**GIVEN REQUEST**
Your answer should be one number: the count of lines in these entries that hold the word "านโพธ".

---+---

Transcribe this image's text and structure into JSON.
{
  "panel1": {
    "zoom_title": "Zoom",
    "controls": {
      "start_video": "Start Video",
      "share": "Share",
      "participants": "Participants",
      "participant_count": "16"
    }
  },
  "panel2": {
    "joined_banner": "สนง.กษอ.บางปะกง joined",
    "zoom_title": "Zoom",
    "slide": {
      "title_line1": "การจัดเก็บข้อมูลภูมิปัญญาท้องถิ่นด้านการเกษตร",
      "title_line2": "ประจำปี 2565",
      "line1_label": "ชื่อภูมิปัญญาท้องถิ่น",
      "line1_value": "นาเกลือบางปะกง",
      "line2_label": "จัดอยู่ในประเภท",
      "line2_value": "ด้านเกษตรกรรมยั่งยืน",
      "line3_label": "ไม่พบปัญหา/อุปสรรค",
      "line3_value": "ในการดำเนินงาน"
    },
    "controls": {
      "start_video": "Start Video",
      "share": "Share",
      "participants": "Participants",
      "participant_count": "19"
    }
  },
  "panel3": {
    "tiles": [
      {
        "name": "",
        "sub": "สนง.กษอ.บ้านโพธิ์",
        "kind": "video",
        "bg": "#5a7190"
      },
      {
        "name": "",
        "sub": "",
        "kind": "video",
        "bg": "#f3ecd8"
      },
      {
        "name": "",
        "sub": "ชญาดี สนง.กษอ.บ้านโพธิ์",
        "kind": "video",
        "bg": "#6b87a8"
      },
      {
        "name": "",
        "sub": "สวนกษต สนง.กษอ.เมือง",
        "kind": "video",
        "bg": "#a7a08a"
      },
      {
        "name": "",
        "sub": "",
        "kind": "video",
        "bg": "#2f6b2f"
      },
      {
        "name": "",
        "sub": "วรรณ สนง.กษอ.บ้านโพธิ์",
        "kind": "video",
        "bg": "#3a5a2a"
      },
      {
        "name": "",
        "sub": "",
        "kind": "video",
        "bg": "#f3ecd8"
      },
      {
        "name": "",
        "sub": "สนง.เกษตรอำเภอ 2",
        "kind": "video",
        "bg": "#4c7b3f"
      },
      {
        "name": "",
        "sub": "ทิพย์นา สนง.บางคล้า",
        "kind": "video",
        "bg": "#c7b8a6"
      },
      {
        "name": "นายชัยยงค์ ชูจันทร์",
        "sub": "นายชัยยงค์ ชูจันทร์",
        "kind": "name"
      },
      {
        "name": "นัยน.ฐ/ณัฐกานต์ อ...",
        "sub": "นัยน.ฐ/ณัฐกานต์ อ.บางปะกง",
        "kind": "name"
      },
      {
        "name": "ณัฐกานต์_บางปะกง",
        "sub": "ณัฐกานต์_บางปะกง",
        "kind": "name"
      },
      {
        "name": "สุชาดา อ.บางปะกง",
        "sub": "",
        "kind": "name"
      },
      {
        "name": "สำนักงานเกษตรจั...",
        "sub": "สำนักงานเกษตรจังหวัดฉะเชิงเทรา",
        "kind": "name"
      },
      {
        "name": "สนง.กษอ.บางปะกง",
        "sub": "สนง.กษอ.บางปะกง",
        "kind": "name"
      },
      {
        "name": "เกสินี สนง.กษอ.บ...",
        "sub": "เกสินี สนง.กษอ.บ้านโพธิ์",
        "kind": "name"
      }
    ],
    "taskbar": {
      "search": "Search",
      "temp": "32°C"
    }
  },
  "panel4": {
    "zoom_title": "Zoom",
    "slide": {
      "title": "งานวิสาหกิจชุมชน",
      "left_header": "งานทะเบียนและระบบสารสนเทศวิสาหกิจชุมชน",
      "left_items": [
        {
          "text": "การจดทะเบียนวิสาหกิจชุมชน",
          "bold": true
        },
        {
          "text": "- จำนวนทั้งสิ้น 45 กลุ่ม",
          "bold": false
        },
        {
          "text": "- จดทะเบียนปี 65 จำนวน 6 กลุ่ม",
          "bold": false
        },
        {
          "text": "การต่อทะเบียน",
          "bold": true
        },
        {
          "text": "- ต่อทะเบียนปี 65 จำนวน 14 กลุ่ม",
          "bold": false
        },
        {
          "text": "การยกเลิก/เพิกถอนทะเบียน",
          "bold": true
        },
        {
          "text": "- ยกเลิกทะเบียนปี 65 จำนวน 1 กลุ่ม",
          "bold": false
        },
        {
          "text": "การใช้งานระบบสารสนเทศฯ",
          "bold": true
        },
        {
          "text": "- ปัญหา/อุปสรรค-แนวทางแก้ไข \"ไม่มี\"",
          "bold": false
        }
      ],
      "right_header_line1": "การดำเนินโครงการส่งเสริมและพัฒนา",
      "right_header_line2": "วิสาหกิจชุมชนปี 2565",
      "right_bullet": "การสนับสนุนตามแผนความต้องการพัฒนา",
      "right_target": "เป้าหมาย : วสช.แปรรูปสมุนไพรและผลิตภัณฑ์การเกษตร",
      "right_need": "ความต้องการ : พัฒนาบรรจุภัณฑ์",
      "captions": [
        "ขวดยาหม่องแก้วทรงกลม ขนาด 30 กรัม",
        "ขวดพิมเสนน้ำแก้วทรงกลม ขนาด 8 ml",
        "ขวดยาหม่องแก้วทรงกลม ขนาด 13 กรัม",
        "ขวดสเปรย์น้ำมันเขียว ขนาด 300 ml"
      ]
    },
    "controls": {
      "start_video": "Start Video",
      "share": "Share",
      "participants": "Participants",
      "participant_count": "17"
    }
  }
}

---+---

**RESPONSE TO THIS TASK**
4